### Element boundary records:

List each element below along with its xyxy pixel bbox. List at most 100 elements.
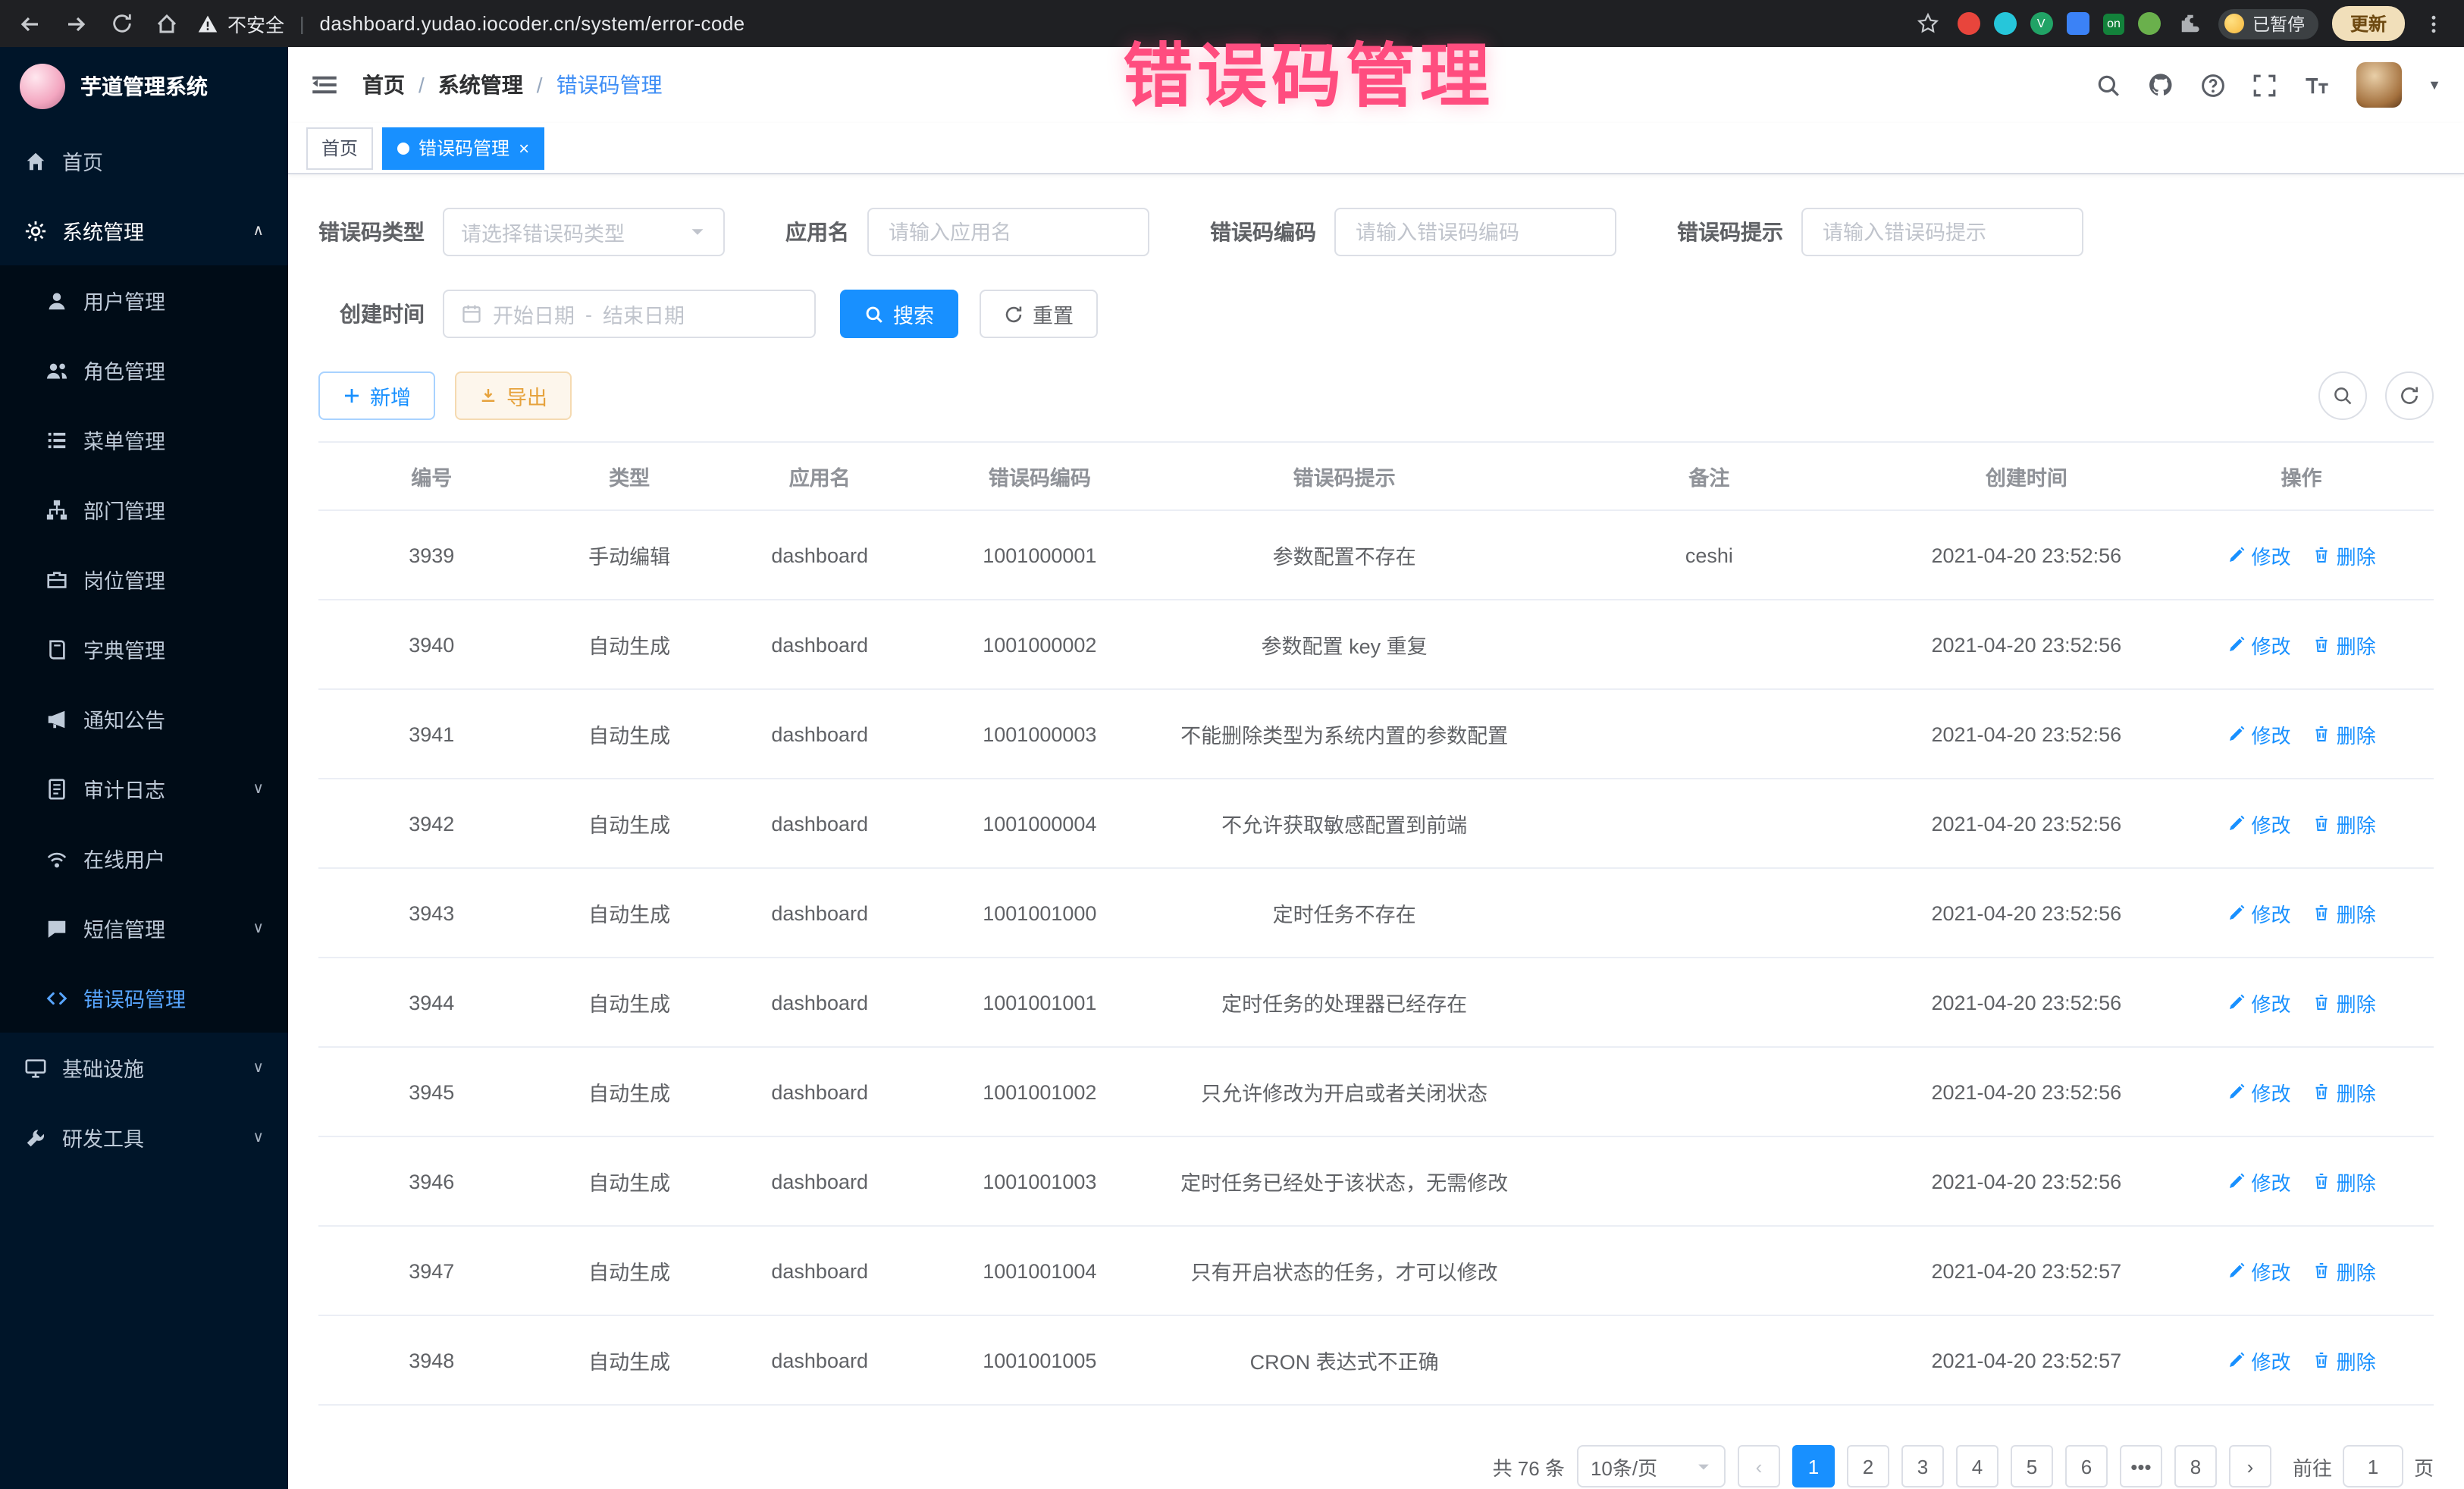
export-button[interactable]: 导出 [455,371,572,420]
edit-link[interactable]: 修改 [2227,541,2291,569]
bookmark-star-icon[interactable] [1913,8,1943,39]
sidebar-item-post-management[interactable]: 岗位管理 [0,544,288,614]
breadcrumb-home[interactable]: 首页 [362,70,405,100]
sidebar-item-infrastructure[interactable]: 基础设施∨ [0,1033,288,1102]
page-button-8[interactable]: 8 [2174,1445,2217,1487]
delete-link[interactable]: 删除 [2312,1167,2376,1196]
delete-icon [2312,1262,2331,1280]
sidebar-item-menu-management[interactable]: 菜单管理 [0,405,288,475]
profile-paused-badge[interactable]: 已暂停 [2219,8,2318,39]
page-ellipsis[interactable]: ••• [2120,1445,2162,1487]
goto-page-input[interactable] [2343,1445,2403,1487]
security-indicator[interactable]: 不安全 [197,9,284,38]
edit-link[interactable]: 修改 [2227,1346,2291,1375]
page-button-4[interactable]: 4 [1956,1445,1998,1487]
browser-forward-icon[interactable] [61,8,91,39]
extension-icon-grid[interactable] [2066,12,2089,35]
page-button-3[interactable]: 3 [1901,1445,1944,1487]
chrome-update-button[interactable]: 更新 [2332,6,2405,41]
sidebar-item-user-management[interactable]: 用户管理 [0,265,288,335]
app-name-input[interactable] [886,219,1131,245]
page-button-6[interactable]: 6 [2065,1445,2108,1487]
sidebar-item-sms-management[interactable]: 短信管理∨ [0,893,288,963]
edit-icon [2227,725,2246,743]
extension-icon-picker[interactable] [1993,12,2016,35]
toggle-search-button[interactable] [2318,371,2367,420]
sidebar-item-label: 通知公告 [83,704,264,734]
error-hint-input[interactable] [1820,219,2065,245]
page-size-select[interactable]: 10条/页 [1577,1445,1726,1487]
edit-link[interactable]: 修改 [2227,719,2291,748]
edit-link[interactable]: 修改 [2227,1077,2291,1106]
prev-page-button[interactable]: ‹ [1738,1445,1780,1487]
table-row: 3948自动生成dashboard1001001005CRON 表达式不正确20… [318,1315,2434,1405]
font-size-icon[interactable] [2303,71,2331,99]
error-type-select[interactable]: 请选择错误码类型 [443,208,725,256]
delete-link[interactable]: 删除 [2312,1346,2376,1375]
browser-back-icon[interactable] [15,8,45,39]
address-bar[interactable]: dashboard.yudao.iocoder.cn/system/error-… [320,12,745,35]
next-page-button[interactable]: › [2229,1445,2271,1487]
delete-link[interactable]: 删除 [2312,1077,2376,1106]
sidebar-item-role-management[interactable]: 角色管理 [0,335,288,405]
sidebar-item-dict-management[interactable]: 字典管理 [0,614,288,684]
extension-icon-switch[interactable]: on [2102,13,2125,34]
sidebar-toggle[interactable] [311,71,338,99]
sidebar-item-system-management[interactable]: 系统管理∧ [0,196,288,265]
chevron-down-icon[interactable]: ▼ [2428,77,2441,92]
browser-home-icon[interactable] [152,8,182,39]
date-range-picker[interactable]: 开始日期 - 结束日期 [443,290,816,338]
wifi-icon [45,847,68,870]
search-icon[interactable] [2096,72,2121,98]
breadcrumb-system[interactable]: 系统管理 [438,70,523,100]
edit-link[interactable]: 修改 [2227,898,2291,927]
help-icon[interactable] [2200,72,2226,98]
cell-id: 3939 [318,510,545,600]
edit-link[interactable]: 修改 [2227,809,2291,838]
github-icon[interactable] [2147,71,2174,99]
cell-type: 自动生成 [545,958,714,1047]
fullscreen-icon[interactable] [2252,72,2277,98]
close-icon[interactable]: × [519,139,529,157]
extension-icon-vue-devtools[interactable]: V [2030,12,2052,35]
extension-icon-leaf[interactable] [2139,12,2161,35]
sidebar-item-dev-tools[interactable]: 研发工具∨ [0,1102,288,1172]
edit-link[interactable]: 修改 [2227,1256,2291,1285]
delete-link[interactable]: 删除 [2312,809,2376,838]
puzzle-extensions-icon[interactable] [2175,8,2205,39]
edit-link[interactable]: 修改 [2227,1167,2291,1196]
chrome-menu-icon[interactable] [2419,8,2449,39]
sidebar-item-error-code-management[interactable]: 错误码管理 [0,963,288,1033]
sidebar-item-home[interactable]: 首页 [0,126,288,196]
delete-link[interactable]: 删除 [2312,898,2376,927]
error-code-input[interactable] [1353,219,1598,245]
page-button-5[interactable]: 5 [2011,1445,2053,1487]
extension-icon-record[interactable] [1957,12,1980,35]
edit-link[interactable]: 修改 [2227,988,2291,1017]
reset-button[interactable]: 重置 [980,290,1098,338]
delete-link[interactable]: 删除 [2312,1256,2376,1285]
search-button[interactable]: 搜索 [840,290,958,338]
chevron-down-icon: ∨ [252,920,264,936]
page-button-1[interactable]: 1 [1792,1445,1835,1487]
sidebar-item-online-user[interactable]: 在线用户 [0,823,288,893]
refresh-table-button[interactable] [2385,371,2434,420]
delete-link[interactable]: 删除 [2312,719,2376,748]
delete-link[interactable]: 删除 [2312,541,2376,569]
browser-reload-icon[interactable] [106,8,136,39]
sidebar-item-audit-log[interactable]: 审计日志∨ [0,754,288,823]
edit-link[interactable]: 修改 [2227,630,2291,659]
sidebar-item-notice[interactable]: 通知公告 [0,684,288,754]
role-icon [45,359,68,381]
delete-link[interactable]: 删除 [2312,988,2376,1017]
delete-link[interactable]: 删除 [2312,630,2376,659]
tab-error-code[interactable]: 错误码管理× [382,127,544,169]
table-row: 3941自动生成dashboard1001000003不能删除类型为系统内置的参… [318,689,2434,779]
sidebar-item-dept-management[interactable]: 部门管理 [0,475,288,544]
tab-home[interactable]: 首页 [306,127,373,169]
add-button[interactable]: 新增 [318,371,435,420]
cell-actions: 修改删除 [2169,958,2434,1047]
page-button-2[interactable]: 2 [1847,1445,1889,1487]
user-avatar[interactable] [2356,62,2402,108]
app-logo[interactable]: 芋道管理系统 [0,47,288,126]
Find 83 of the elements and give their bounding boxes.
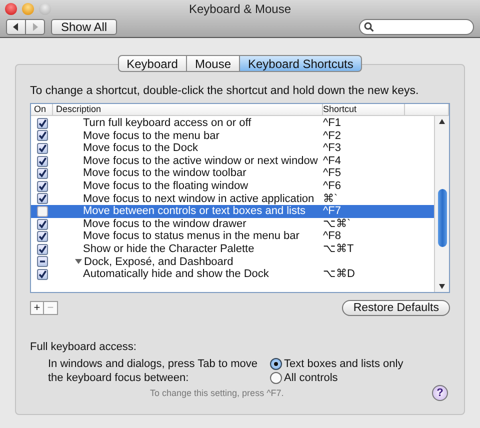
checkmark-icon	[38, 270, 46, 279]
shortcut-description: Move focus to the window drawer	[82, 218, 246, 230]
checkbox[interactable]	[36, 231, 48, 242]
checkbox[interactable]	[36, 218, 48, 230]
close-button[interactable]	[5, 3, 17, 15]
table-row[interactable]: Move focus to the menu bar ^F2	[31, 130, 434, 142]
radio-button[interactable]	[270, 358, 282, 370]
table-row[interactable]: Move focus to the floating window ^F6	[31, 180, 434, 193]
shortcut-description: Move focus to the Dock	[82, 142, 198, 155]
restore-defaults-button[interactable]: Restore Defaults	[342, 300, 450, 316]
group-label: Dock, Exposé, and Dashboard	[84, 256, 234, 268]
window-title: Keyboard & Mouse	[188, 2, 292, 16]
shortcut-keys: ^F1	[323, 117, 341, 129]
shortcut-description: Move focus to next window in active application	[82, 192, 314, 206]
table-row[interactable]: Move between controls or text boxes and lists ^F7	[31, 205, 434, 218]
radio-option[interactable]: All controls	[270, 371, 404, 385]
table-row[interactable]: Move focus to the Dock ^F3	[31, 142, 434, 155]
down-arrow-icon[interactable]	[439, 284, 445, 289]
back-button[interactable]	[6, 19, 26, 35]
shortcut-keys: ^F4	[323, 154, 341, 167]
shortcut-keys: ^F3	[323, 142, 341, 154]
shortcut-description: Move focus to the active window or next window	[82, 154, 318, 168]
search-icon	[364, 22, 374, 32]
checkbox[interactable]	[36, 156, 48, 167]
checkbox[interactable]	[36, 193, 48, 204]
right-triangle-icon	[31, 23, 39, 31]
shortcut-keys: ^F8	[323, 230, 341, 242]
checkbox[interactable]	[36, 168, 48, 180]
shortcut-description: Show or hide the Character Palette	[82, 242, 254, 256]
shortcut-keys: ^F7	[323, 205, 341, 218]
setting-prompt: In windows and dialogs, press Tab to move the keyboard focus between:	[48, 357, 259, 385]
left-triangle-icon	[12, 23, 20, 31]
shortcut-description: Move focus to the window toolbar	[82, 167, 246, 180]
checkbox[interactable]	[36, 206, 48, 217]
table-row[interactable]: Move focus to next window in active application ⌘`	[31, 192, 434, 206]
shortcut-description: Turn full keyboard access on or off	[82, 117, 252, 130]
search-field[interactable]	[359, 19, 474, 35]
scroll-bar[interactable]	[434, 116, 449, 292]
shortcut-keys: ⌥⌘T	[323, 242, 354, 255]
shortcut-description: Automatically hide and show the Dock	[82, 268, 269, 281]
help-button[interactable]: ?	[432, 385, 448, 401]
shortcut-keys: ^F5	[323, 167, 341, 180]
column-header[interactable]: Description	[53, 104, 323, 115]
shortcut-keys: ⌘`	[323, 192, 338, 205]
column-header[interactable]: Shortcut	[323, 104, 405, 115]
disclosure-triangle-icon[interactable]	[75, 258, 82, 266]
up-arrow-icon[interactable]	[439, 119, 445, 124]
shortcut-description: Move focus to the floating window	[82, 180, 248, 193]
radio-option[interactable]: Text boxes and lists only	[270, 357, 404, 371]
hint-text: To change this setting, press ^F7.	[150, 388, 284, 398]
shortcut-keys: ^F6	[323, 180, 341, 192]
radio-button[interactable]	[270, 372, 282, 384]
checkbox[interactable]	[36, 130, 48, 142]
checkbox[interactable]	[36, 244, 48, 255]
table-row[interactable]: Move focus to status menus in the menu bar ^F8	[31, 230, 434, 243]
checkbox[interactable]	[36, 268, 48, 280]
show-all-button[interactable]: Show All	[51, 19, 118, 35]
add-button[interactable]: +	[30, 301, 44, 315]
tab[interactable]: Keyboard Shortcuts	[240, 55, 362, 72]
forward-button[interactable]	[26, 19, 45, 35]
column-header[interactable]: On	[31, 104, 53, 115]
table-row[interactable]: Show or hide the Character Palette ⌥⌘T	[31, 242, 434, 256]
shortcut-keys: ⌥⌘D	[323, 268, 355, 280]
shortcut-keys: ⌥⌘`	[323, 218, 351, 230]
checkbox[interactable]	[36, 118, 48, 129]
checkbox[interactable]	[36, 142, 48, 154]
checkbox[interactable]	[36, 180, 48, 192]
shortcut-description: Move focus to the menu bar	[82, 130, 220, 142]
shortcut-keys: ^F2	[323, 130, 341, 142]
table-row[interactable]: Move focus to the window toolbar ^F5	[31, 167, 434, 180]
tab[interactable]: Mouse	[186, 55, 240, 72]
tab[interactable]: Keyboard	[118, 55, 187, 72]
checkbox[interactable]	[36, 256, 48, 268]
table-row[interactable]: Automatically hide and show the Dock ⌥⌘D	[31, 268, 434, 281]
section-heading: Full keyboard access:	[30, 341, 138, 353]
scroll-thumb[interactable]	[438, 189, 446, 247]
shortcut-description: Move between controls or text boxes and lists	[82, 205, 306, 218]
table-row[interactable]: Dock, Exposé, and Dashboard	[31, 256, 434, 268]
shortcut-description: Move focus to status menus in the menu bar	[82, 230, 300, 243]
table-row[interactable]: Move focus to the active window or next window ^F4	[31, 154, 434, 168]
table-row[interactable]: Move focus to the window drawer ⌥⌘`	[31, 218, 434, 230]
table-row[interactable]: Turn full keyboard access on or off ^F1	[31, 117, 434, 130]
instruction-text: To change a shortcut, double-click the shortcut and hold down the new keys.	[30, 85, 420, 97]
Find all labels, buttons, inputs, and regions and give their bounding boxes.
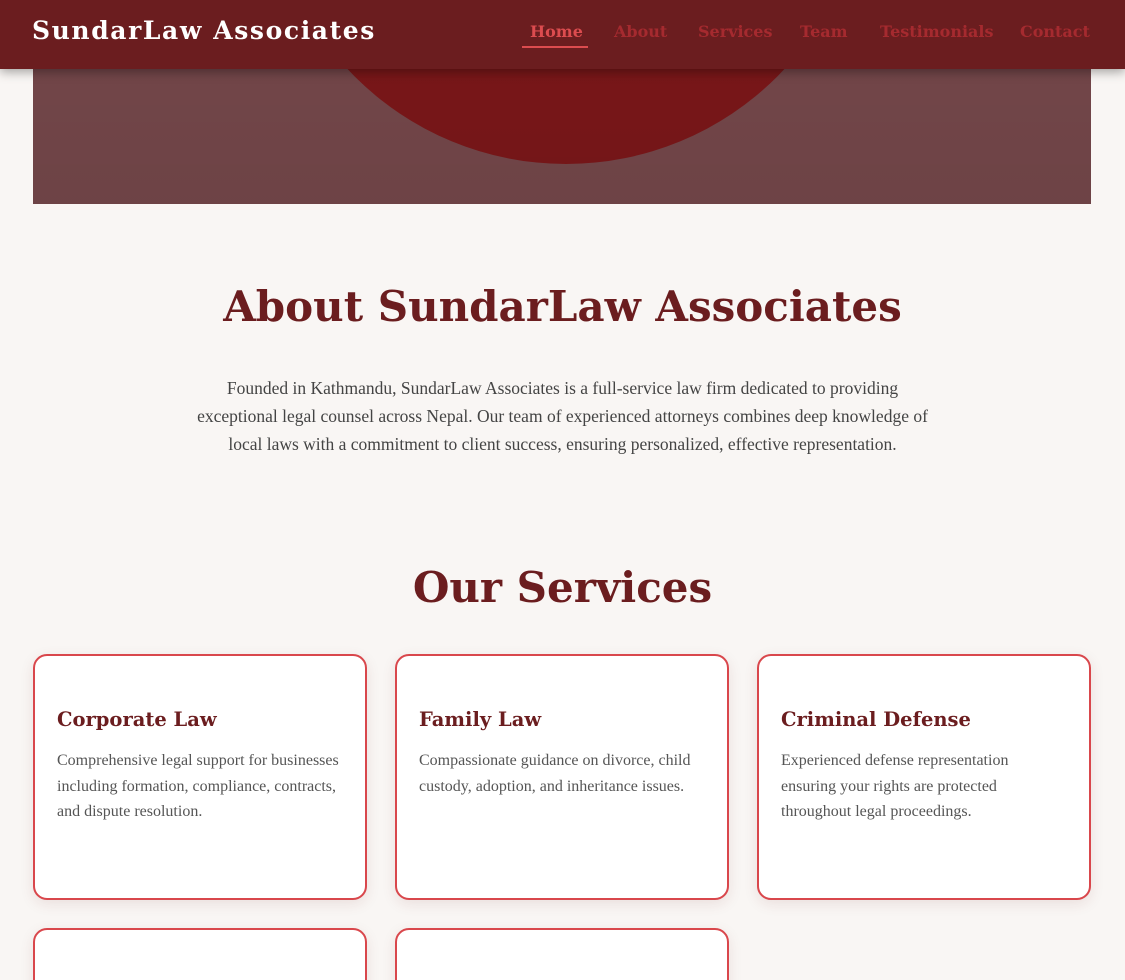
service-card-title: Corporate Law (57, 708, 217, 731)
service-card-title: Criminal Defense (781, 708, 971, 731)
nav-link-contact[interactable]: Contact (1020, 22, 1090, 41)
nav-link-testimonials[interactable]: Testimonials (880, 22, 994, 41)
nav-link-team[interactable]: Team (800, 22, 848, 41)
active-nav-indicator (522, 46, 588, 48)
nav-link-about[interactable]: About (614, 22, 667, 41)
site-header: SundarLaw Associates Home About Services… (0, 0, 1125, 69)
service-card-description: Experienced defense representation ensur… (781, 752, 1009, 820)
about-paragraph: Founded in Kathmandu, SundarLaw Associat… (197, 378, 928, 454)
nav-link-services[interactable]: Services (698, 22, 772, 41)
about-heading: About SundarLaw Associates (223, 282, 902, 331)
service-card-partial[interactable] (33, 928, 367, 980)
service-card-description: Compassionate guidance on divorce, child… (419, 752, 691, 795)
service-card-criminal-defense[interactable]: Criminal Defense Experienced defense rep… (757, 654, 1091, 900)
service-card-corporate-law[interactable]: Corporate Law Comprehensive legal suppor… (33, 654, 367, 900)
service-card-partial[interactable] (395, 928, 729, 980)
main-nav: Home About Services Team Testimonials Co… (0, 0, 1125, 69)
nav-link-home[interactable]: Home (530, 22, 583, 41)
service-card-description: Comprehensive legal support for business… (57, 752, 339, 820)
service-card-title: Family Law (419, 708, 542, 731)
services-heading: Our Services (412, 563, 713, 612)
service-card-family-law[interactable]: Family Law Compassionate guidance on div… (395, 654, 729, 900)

### WORK REQUIRED:
In the entries, take the stretch from the line containing "service-card-title: Corporate Law" through the line containing "nav-link-about[interactable]: About (614, 22, 667, 41)" and swap "Criminal Defense" for "Civil Litigation", leaving everything else unchanged. Give back only those lines.

### TASK RESPONSE:
service-card-title: Corporate Law (57, 708, 217, 731)
service-card-title: Civil Litigation (781, 708, 971, 731)
nav-link-contact[interactable]: Contact (1020, 22, 1090, 41)
nav-link-testimonials[interactable]: Testimonials (880, 22, 994, 41)
nav-link-team[interactable]: Team (800, 22, 848, 41)
active-nav-indicator (522, 46, 588, 48)
nav-link-about[interactable]: About (614, 22, 667, 41)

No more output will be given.